[STORED ROWS]
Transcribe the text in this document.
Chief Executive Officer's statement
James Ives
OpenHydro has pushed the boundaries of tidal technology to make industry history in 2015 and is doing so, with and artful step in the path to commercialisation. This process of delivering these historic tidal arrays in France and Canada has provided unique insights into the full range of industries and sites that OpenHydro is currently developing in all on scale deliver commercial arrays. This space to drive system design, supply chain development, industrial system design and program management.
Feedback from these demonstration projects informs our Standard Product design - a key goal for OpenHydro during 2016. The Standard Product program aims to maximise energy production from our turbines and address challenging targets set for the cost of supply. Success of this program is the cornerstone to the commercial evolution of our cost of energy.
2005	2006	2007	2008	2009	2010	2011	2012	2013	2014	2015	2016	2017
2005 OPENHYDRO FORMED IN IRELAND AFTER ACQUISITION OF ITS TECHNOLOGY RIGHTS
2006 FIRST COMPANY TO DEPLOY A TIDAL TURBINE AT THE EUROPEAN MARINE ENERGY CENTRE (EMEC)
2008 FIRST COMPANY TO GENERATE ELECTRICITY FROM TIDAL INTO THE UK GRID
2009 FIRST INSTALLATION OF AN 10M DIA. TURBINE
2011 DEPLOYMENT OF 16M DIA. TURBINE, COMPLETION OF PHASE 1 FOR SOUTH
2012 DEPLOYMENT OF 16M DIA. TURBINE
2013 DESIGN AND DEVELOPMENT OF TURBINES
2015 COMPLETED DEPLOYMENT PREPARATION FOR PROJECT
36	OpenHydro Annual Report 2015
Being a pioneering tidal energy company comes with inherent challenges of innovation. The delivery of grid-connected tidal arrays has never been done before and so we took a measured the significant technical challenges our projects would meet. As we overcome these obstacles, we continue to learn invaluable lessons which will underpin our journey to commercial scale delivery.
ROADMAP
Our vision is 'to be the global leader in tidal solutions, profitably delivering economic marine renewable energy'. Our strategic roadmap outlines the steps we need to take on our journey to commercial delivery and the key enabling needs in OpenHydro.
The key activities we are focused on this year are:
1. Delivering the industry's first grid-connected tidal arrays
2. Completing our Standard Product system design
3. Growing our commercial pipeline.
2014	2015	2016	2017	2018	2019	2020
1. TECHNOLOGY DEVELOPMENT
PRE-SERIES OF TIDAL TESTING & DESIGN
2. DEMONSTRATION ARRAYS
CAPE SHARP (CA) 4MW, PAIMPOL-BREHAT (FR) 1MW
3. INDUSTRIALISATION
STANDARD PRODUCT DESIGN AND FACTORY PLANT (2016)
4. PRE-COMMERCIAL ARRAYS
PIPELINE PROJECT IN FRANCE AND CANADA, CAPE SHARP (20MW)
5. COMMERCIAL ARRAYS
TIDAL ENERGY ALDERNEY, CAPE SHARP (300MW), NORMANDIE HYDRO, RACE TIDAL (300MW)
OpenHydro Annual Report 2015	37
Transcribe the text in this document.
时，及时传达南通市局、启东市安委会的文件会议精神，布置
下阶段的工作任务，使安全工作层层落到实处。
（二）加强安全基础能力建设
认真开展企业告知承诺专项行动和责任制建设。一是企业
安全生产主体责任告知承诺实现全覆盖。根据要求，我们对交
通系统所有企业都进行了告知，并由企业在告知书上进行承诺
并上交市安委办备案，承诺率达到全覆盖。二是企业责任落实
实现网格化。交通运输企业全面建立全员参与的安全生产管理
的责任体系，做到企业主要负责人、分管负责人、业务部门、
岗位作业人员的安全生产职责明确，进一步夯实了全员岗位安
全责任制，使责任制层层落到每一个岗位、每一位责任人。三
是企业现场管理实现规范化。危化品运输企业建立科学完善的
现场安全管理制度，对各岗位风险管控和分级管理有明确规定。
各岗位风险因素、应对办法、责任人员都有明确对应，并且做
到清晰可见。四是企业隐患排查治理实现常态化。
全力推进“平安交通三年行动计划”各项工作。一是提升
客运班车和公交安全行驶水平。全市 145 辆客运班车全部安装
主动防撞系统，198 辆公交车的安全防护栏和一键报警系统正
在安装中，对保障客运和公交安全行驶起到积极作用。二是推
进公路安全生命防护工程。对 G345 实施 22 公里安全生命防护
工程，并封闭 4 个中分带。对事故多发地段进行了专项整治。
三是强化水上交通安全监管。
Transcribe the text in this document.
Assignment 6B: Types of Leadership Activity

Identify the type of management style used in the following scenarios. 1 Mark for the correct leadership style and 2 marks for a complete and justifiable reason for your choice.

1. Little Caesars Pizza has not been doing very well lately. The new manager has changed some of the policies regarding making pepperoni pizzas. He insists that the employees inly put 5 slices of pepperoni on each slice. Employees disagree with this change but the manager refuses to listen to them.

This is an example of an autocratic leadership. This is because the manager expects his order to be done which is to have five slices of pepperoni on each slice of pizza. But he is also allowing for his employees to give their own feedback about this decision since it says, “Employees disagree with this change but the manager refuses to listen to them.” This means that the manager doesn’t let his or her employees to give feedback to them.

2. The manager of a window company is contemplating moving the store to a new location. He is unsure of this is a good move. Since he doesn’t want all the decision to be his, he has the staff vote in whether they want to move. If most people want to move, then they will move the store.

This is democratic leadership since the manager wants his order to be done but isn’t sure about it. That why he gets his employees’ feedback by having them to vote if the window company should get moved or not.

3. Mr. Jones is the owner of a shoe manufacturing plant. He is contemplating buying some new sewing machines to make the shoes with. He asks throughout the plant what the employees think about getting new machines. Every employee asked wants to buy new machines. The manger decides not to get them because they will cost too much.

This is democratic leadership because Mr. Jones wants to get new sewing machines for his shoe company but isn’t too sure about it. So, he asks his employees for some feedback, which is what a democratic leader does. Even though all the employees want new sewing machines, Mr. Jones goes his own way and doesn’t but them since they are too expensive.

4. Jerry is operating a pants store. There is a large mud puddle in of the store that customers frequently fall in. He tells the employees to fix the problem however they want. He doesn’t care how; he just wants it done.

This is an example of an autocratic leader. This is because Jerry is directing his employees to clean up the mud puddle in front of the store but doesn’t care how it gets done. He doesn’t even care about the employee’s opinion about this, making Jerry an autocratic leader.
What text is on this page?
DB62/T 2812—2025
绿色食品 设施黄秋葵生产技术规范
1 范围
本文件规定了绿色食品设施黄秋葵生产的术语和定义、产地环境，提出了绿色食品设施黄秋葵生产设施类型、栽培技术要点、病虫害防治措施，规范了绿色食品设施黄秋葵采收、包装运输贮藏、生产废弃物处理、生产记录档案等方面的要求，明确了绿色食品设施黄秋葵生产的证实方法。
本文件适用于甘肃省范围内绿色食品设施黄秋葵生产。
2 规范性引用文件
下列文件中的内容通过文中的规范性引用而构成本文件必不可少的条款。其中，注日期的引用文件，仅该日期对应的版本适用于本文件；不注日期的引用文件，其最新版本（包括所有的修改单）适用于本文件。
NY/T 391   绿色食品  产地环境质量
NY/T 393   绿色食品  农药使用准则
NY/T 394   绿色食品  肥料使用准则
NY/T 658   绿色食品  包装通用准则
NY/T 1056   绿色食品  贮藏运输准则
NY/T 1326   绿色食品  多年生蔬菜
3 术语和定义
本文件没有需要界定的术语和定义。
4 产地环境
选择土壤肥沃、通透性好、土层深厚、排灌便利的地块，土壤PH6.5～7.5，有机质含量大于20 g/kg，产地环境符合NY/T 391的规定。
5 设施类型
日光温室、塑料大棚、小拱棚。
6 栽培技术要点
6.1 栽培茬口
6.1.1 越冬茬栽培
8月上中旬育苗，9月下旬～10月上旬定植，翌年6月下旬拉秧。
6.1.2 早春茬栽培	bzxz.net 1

[GIVEN TASK] From the listing above, extract all records word for word.

[ANSWER TO THIS PROBLEM]
Transcribe the text in this document.
Chief Executive Officer's statement
James Ives
OpenHydro has pushed the boundaries of tidal technology to make industry history in 2015 and is doing so, with and artful step in the path to commercialisation. This process of delivering these historic tidal arrays in France and Canada has provided unique insights into the full range of industries and sites that OpenHydro is currently developing in all on scale deliver commercial arrays. This space to drive system design, supply chain development, industrial system design and program management.
Feedback from these demonstration projects informs our Standard Product design - a key goal for OpenHydro during 2016. The Standard Product program aims to maximise energy production from our turbines and address challenging targets set for the cost of supply. Success of this program is the cornerstone to the commercial evolution of our cost of energy.
2005	2006	2007	2008	2009	2010	2011	2012	2013	2014	2015	2016	2017
2005 OPENHYDRO FORMED IN IRELAND AFTER ACQUISITION OF ITS TECHNOLOGY RIGHTS
2006 FIRST COMPANY TO DEPLOY A TIDAL TURBINE AT THE EUROPEAN MARINE ENERGY CENTRE (EMEC)
2008 FIRST COMPANY TO GENERATE ELECTRICITY FROM TIDAL INTO THE UK GRID
2009 FIRST INSTALLATION OF AN 10M DIA. TURBINE
2011 DEPLOYMENT OF 16M DIA. TURBINE, COMPLETION OF PHASE 1 FOR SOUTH
2012 DEPLOYMENT OF 16M DIA. TURBINE
2013 DESIGN AND DEVELOPMENT OF TURBINES
2015 COMPLETED DEPLOYMENT PREPARATION FOR PROJECT
36	OpenHydro Annual Report 2015
Being a pioneering tidal energy company comes with inherent challenges of innovation. The delivery of grid-connected tidal arrays has never been done before and so we took a measured the significant technical challenges our projects would meet. As we overcome these obstacles, we continue to learn invaluable lessons which will underpin our journey to commercial scale delivery.
ROADMAP
Our vision is 'to be the global leader in tidal solutions, profitably delivering economic marine renewable energy'. Our strategic roadmap outlines the steps we need to take on our journey to commercial delivery and the key enabling needs in OpenHydro.
The key activities we are focused on this year are:
1. Delivering the industry's first grid-connected tidal arrays
2. Completing our Standard Product system design
3. Growing our commercial pipeline.
2014	2015	2016	2017	2018	2019	2020
1. TECHNOLOGY DEVELOPMENT
PRE-SERIES OF TIDAL TESTING & DESIGN
2. DEMONSTRATION ARRAYS
CAPE SHARP (CA) 4MW, PAIMPOL-BREHAT (FR) 1MW
3. INDUSTRIALISATION
STANDARD PRODUCT DESIGN AND FACTORY PLANT (2016)
4. PRE-COMMERCIAL ARRAYS
PIPELINE PROJECT IN FRANCE AND CANADA, CAPE SHARP (20MW)
5. COMMERCIAL ARRAYS
TIDAL ENERGY ALDERNEY, CAPE SHARP (300MW), NORMANDIE HYDRO, RACE TIDAL (300MW)
OpenHydro Annual Report 2015	37
Transcribe the text in this document.
时，及时传达南通市局、启东市安委会的文件会议精神，布置
下阶段的工作任务，使安全工作层层落到实处。
（二）加强安全基础能力建设
认真开展企业告知承诺专项行动和责任制建设。一是企业
安全生产主体责任告知承诺实现全覆盖。根据要求，我们对交
通系统所有企业都进行了告知，并由企业在告知书上进行承诺
并上交市安委办备案，承诺率达到全覆盖。二是企业责任落实
实现网格化。交通运输企业全面建立全员参与的安全生产管理
的责任体系，做到企业主要负责人、分管负责人、业务部门、
岗位作业人员的安全生产职责明确，进一步夯实了全员岗位安
全责任制，使责任制层层落到每一个岗位、每一位责任人。三
是企业现场管理实现规范化。危化品运输企业建立科学完善的
现场安全管理制度，对各岗位风险管控和分级管理有明确规定。
各岗位风险因素、应对办法、责任人员都有明确对应，并且做
到清晰可见。四是企业隐患排查治理实现常态化。
全力推进“平安交通三年行动计划”各项工作。一是提升
客运班车和公交安全行驶水平。全市 145 辆客运班车全部安装
主动防撞系统，198 辆公交车的安全防护栏和一键报警系统正
在安装中，对保障客运和公交安全行驶起到积极作用。二是推
进公路安全生命防护工程。对 G345 实施 22 公里安全生命防护
工程，并封闭 4 个中分带。对事故多发地段进行了专项整治。
三是强化水上交通安全监管。
Transcribe the text in this document.
Assignment 6B: Types of Leadership Activity

Identify the type of management style used in the following scenarios. 1 Mark for the correct leadership style and 2 marks for a complete and justifiable reason for your choice.

1. Little Caesars Pizza has not been doing very well lately. The new manager has changed some of the policies regarding making pepperoni pizzas. He insists that the employees inly put 5 slices of pepperoni on each slice. Employees disagree with this change but the manager refuses to listen to them.

This is an example of an autocratic leadership. This is because the manager expects his order to be done which is to have five slices of pepperoni on each slice of pizza. But he is also allowing for his employees to give their own feedback about this decision since it says, “Employees disagree with this change but the manager refuses to listen to them.” This means that the manager doesn’t let his or her employees to give feedback to them.

2. The manager of a window company is contemplating moving the store to a new location. He is unsure of this is a good move. Since he doesn’t want all the decision to be his, he has the staff vote in whether they want to move. If most people want to move, then they will move the store.

This is democratic leadership since the manager wants his order to be done but isn’t sure about it. That why he gets his employees’ feedback by having them to vote if the window company should get moved or not.

3. Mr. Jones is the owner of a shoe manufacturing plant. He is contemplating buying some new sewing machines to make the shoes with. He asks throughout the plant what the employees think about getting new machines. Every employee asked wants to buy new machines. The manger decides not to get them because they will cost too much.

This is democratic leadership because Mr. Jones wants to get new sewing machines for his shoe company but isn’t too sure about it. So, he asks his employees for some feedback, which is what a democratic leader does. Even though all the employees want new sewing machines, Mr. Jones goes his own way and doesn’t but them since they are too expensive.

4. Jerry is operating a pants store. There is a large mud puddle in of the store that customers frequently fall in. He tells the employees to fix the problem however they want. He doesn’t care how; he just wants it done.

This is an example of an autocratic leader. This is because Jerry is directing his employees to clean up the mud puddle in front of the store but doesn’t care how it gets done. He doesn’t even care about the employee’s opinion about this, making Jerry an autocratic leader.
What text is on this page?
DB62/T 2812—2025
绿色食品 设施黄秋葵生产技术规范
1 范围
本文件规定了绿色食品设施黄秋葵生产的术语和定义、产地环境，提出了绿色食品设施黄秋葵生产设施类型、栽培技术要点、病虫害防治措施，规范了绿色食品设施黄秋葵采收、包装运输贮藏、生产废弃物处理、生产记录档案等方面的要求，明确了绿色食品设施黄秋葵生产的证实方法。
本文件适用于甘肃省范围内绿色食品设施黄秋葵生产。
2 规范性引用文件
下列文件中的内容通过文中的规范性引用而构成本文件必不可少的条款。其中，注日期的引用文件，仅该日期对应的版本适用于本文件；不注日期的引用文件，其最新版本（包括所有的修改单）适用于本文件。
NY/T 391   绿色食品  产地环境质量
NY/T 393   绿色食品  农药使用准则
NY/T 394   绿色食品  肥料使用准则
NY/T 658   绿色食品  包装通用准则
NY/T 1056   绿色食品  贮藏运输准则
NY/T 1326   绿色食品  多年生蔬菜
3 术语和定义
本文件没有需要界定的术语和定义。
4 产地环境
选择土壤肥沃、通透性好、土层深厚、排灌便利的地块，土壤PH6.5～7.5，有机质含量大于20 g/kg，产地环境符合NY/T 391的规定。
5 设施类型
日光温室、塑料大棚、小拱棚。
6 栽培技术要点
6.1 栽培茬口
6.1.1 越冬茬栽培
8月上中旬育苗，9月下旬～10月上旬定植，翌年6月下旬拉秧。
6.1.2 早春茬栽培	bzxz.net 1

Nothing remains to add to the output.